Tally the lines containing "values" and report the number alone.

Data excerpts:
▬▬▬

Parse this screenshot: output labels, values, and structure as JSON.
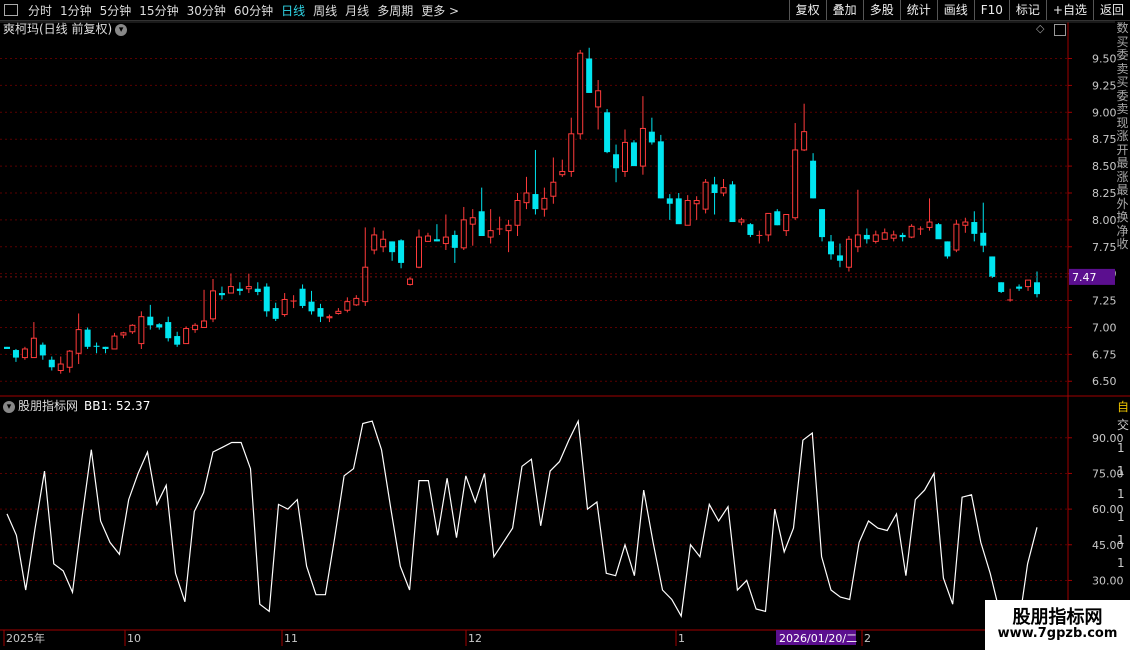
{
  "toolbar": {
    "periods": [
      "分时",
      "1分钟",
      "5分钟",
      "15分钟",
      "30分钟",
      "60分钟",
      "日线",
      "周线",
      "月线",
      "多周期",
      "更多 >"
    ],
    "active_period": "日线",
    "tools": [
      "复权",
      "叠加",
      "多股",
      "统计",
      "画线",
      "F10",
      "标记",
      "+自选",
      "返回"
    ]
  },
  "chart_title": "爽柯玛(日线 前复权)",
  "indicator_title": "股朋指标网",
  "indicator_value_text": "BB1: 52.37",
  "current_price_label": "7.47",
  "date_labels": [
    "2025年",
    "10",
    "11",
    "12",
    "1",
    "2"
  ],
  "cursor_date": "2026/01/20/二",
  "right_strip_chars": [
    "数",
    "买",
    "委",
    "卖",
    "买",
    "委",
    "卖",
    "现",
    "涨",
    "开",
    "最",
    "涨",
    "最",
    "外",
    "换",
    "净",
    "收"
  ],
  "ind_right_strip": [
    "自",
    "交",
    "1",
    "1",
    "1",
    "1",
    "1",
    "1"
  ],
  "watermark": {
    "line1": "股朋指标网",
    "line2": "www.7gpzb.com"
  },
  "colors": {
    "up": "#ff3b3b",
    "down": "#00e5f0",
    "axis": "#a10000",
    "grid": "#5a0000",
    "line": "#ffffff",
    "price_label_bg": "#5b0f8f"
  },
  "chart_data": [
    {
      "type": "candlestick",
      "title": "爽柯玛(日线 前复权)",
      "ylim": [
        6.4,
        9.7
      ],
      "y_ticks": [
        6.5,
        6.75,
        7.0,
        7.25,
        7.5,
        7.75,
        8.0,
        8.25,
        8.5,
        8.75,
        9.0,
        9.25,
        9.5
      ],
      "candles": [
        {
          "o": 6.82,
          "h": 6.82,
          "l": 6.8,
          "c": 6.8
        },
        {
          "o": 6.79,
          "h": 6.8,
          "l": 6.68,
          "c": 6.72
        },
        {
          "o": 6.72,
          "h": 6.82,
          "l": 6.7,
          "c": 6.8
        },
        {
          "o": 6.72,
          "h": 7.05,
          "l": 6.72,
          "c": 6.9
        },
        {
          "o": 6.84,
          "h": 6.86,
          "l": 6.7,
          "c": 6.74
        },
        {
          "o": 6.7,
          "h": 6.73,
          "l": 6.6,
          "c": 6.63
        },
        {
          "o": 6.6,
          "h": 6.73,
          "l": 6.57,
          "c": 6.66
        },
        {
          "o": 6.63,
          "h": 6.79,
          "l": 6.58,
          "c": 6.78
        },
        {
          "o": 6.76,
          "h": 7.13,
          "l": 6.66,
          "c": 6.98
        },
        {
          "o": 6.98,
          "h": 7.0,
          "l": 6.8,
          "c": 6.82
        },
        {
          "o": 6.83,
          "h": 6.86,
          "l": 6.76,
          "c": 6.82
        },
        {
          "o": 6.82,
          "h": 6.82,
          "l": 6.76,
          "c": 6.8
        },
        {
          "o": 6.8,
          "h": 6.95,
          "l": 6.8,
          "c": 6.92
        },
        {
          "o": 6.93,
          "h": 6.96,
          "l": 6.9,
          "c": 6.95
        },
        {
          "o": 6.96,
          "h": 7.03,
          "l": 6.94,
          "c": 7.02
        },
        {
          "o": 6.85,
          "h": 7.15,
          "l": 6.8,
          "c": 7.1
        },
        {
          "o": 7.1,
          "h": 7.21,
          "l": 6.98,
          "c": 7.02
        },
        {
          "o": 7.03,
          "h": 7.04,
          "l": 6.98,
          "c": 7.0
        },
        {
          "o": 7.05,
          "h": 7.1,
          "l": 6.87,
          "c": 6.9
        },
        {
          "o": 6.92,
          "h": 6.96,
          "l": 6.82,
          "c": 6.84
        },
        {
          "o": 6.85,
          "h": 7.01,
          "l": 6.85,
          "c": 6.99
        },
        {
          "o": 6.98,
          "h": 7.04,
          "l": 6.95,
          "c": 7.02
        },
        {
          "o": 7.0,
          "h": 7.35,
          "l": 7.0,
          "c": 7.06
        },
        {
          "o": 7.08,
          "h": 7.45,
          "l": 7.05,
          "c": 7.34
        },
        {
          "o": 7.32,
          "h": 7.38,
          "l": 7.26,
          "c": 7.3
        },
        {
          "o": 7.32,
          "h": 7.5,
          "l": 7.32,
          "c": 7.38
        },
        {
          "o": 7.36,
          "h": 7.42,
          "l": 7.3,
          "c": 7.34
        },
        {
          "o": 7.36,
          "h": 7.5,
          "l": 7.32,
          "c": 7.38
        },
        {
          "o": 7.36,
          "h": 7.42,
          "l": 7.3,
          "c": 7.33
        },
        {
          "o": 7.38,
          "h": 7.41,
          "l": 7.1,
          "c": 7.15
        },
        {
          "o": 7.18,
          "h": 7.23,
          "l": 7.06,
          "c": 7.08
        },
        {
          "o": 7.12,
          "h": 7.32,
          "l": 7.1,
          "c": 7.26
        },
        {
          "o": 7.25,
          "h": 7.3,
          "l": 7.18,
          "c": 7.25
        },
        {
          "o": 7.36,
          "h": 7.4,
          "l": 7.18,
          "c": 7.2
        },
        {
          "o": 7.24,
          "h": 7.34,
          "l": 7.12,
          "c": 7.15
        },
        {
          "o": 7.18,
          "h": 7.22,
          "l": 7.05,
          "c": 7.1
        },
        {
          "o": 7.09,
          "h": 7.12,
          "l": 7.05,
          "c": 7.1
        },
        {
          "o": 7.13,
          "h": 7.18,
          "l": 7.12,
          "c": 7.15
        },
        {
          "o": 7.16,
          "h": 7.28,
          "l": 7.14,
          "c": 7.24
        },
        {
          "o": 7.21,
          "h": 7.3,
          "l": 7.2,
          "c": 7.27
        },
        {
          "o": 7.24,
          "h": 7.93,
          "l": 7.2,
          "c": 7.56
        },
        {
          "o": 7.72,
          "h": 7.93,
          "l": 7.68,
          "c": 7.86
        },
        {
          "o": 7.75,
          "h": 7.9,
          "l": 7.7,
          "c": 7.82
        },
        {
          "o": 7.8,
          "h": 7.8,
          "l": 7.62,
          "c": 7.7
        },
        {
          "o": 7.81,
          "h": 7.82,
          "l": 7.55,
          "c": 7.6
        },
        {
          "o": 7.4,
          "h": 7.47,
          "l": 7.39,
          "c": 7.45
        },
        {
          "o": 7.56,
          "h": 7.91,
          "l": 7.55,
          "c": 7.84
        },
        {
          "o": 7.8,
          "h": 7.88,
          "l": 7.8,
          "c": 7.85
        },
        {
          "o": 7.82,
          "h": 7.96,
          "l": 7.8,
          "c": 7.8
        },
        {
          "o": 7.78,
          "h": 8.05,
          "l": 7.72,
          "c": 7.84
        },
        {
          "o": 7.86,
          "h": 7.9,
          "l": 7.6,
          "c": 7.74
        },
        {
          "o": 7.74,
          "h": 8.12,
          "l": 7.72,
          "c": 8.0
        },
        {
          "o": 7.96,
          "h": 8.1,
          "l": 7.76,
          "c": 8.02
        },
        {
          "o": 8.08,
          "h": 8.3,
          "l": 7.9,
          "c": 7.85
        },
        {
          "o": 7.84,
          "h": 8.1,
          "l": 7.78,
          "c": 7.9
        },
        {
          "o": 7.92,
          "h": 8.03,
          "l": 7.86,
          "c": 7.92
        },
        {
          "o": 7.9,
          "h": 8.0,
          "l": 7.7,
          "c": 7.95
        },
        {
          "o": 7.95,
          "h": 8.25,
          "l": 7.85,
          "c": 8.18
        },
        {
          "o": 8.16,
          "h": 8.4,
          "l": 8.1,
          "c": 8.25
        },
        {
          "o": 8.24,
          "h": 8.65,
          "l": 8.05,
          "c": 8.1
        },
        {
          "o": 8.1,
          "h": 8.3,
          "l": 8.03,
          "c": 8.2
        },
        {
          "o": 8.22,
          "h": 8.58,
          "l": 8.15,
          "c": 8.35
        },
        {
          "o": 8.42,
          "h": 8.56,
          "l": 8.4,
          "c": 8.45
        },
        {
          "o": 8.45,
          "h": 8.95,
          "l": 8.4,
          "c": 8.8
        },
        {
          "o": 8.8,
          "h": 9.58,
          "l": 8.75,
          "c": 9.55
        },
        {
          "o": 9.5,
          "h": 9.6,
          "l": 9.18,
          "c": 9.18
        },
        {
          "o": 9.05,
          "h": 9.3,
          "l": 8.84,
          "c": 9.2
        },
        {
          "o": 9.0,
          "h": 9.03,
          "l": 8.62,
          "c": 8.63
        },
        {
          "o": 8.61,
          "h": 8.7,
          "l": 8.35,
          "c": 8.48
        },
        {
          "o": 8.45,
          "h": 8.84,
          "l": 8.4,
          "c": 8.72
        },
        {
          "o": 8.72,
          "h": 8.74,
          "l": 8.5,
          "c": 8.5
        },
        {
          "o": 8.5,
          "h": 9.15,
          "l": 8.42,
          "c": 8.85
        },
        {
          "o": 8.82,
          "h": 8.95,
          "l": 8.7,
          "c": 8.72
        },
        {
          "o": 8.73,
          "h": 8.79,
          "l": 8.2,
          "c": 8.2
        },
        {
          "o": 8.2,
          "h": 8.24,
          "l": 8.0,
          "c": 8.15
        },
        {
          "o": 8.2,
          "h": 8.25,
          "l": 8.0,
          "c": 7.96
        },
        {
          "o": 7.95,
          "h": 8.23,
          "l": 7.95,
          "c": 8.18
        },
        {
          "o": 8.15,
          "h": 8.22,
          "l": 8.0,
          "c": 8.18
        },
        {
          "o": 8.1,
          "h": 8.38,
          "l": 8.06,
          "c": 8.35
        },
        {
          "o": 8.33,
          "h": 8.4,
          "l": 8.05,
          "c": 8.25
        },
        {
          "o": 8.25,
          "h": 8.38,
          "l": 8.22,
          "c": 8.3
        },
        {
          "o": 8.33,
          "h": 8.36,
          "l": 8.0,
          "c": 7.98
        },
        {
          "o": 7.98,
          "h": 8.02,
          "l": 7.95,
          "c": 8.0
        },
        {
          "o": 7.96,
          "h": 7.97,
          "l": 7.84,
          "c": 7.86
        },
        {
          "o": 7.86,
          "h": 7.9,
          "l": 7.78,
          "c": 7.86
        },
        {
          "o": 7.86,
          "h": 8.06,
          "l": 7.8,
          "c": 8.06
        },
        {
          "o": 8.08,
          "h": 8.1,
          "l": 7.95,
          "c": 7.95
        },
        {
          "o": 7.9,
          "h": 8.05,
          "l": 7.85,
          "c": 8.05
        },
        {
          "o": 8.02,
          "h": 8.9,
          "l": 8.0,
          "c": 8.65
        },
        {
          "o": 8.65,
          "h": 9.08,
          "l": 8.64,
          "c": 8.82
        },
        {
          "o": 8.55,
          "h": 8.62,
          "l": 8.2,
          "c": 8.2
        },
        {
          "o": 8.1,
          "h": 8.1,
          "l": 7.8,
          "c": 7.84
        },
        {
          "o": 7.8,
          "h": 7.86,
          "l": 7.63,
          "c": 7.68
        },
        {
          "o": 7.67,
          "h": 7.78,
          "l": 7.56,
          "c": 7.62
        },
        {
          "o": 7.56,
          "h": 7.85,
          "l": 7.52,
          "c": 7.82
        },
        {
          "o": 7.75,
          "h": 8.28,
          "l": 7.7,
          "c": 7.86
        },
        {
          "o": 7.86,
          "h": 7.92,
          "l": 7.78,
          "c": 7.82
        },
        {
          "o": 7.8,
          "h": 7.9,
          "l": 7.78,
          "c": 7.86
        },
        {
          "o": 7.82,
          "h": 7.92,
          "l": 7.82,
          "c": 7.88
        },
        {
          "o": 7.83,
          "h": 7.9,
          "l": 7.8,
          "c": 7.86
        },
        {
          "o": 7.86,
          "h": 7.88,
          "l": 7.8,
          "c": 7.84
        },
        {
          "o": 7.84,
          "h": 7.96,
          "l": 7.83,
          "c": 7.94
        },
        {
          "o": 7.92,
          "h": 7.94,
          "l": 7.86,
          "c": 7.92
        },
        {
          "o": 7.93,
          "h": 8.2,
          "l": 7.9,
          "c": 7.98
        },
        {
          "o": 7.96,
          "h": 7.97,
          "l": 7.84,
          "c": 7.82
        },
        {
          "o": 7.8,
          "h": 7.8,
          "l": 7.64,
          "c": 7.66
        },
        {
          "o": 7.72,
          "h": 8.0,
          "l": 7.7,
          "c": 7.96
        },
        {
          "o": 7.95,
          "h": 8.02,
          "l": 7.88,
          "c": 7.98
        },
        {
          "o": 7.98,
          "h": 8.08,
          "l": 7.8,
          "c": 7.87
        },
        {
          "o": 7.88,
          "h": 8.16,
          "l": 7.7,
          "c": 7.76
        },
        {
          "o": 7.66,
          "h": 7.66,
          "l": 7.46,
          "c": 7.47
        },
        {
          "o": 7.42,
          "h": 7.42,
          "l": 7.32,
          "c": 7.33
        },
        {
          "o": 7.26,
          "h": 7.36,
          "l": 7.24,
          "c": 7.26
        },
        {
          "o": 7.38,
          "h": 7.4,
          "l": 7.34,
          "c": 7.36
        },
        {
          "o": 7.38,
          "h": 7.43,
          "l": 7.34,
          "c": 7.44
        },
        {
          "o": 7.42,
          "h": 7.52,
          "l": 7.28,
          "c": 7.31
        }
      ]
    },
    {
      "type": "line",
      "title": "股朋指标网",
      "series": [
        {
          "name": "BB1",
          "values": [
            58,
            49,
            26,
            52,
            76,
            37,
            34,
            25,
            56,
            85,
            55,
            46,
            41,
            64,
            75,
            84,
            62,
            70,
            33,
            21,
            59,
            67,
            84,
            86,
            88,
            88,
            77,
            20,
            17,
            62,
            60,
            64,
            36,
            24,
            24,
            48,
            74,
            77,
            96,
            97,
            85,
            60,
            36,
            26,
            72,
            72,
            49,
            73,
            48,
            74,
            63,
            75,
            40,
            46,
            52,
            78,
            81,
            53,
            76,
            80,
            89,
            97,
            60,
            63,
            33,
            32,
            45,
            32,
            68,
            46,
            26,
            22,
            15,
            45,
            40,
            62,
            55,
            61,
            26,
            30,
            18,
            17,
            60,
            42,
            52,
            89,
            92,
            40,
            26,
            23,
            22,
            46,
            55,
            52,
            51,
            58,
            32,
            64,
            68,
            75,
            31,
            20,
            65,
            66,
            46,
            33,
            17,
            14,
            10,
            37,
            52.37
          ]
        }
      ],
      "ylim": [
        10,
        100
      ],
      "y_ticks": [
        30,
        45,
        60,
        75,
        90
      ]
    }
  ]
}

▬▬▬

> _RESULT OF THE EXERCISE_
2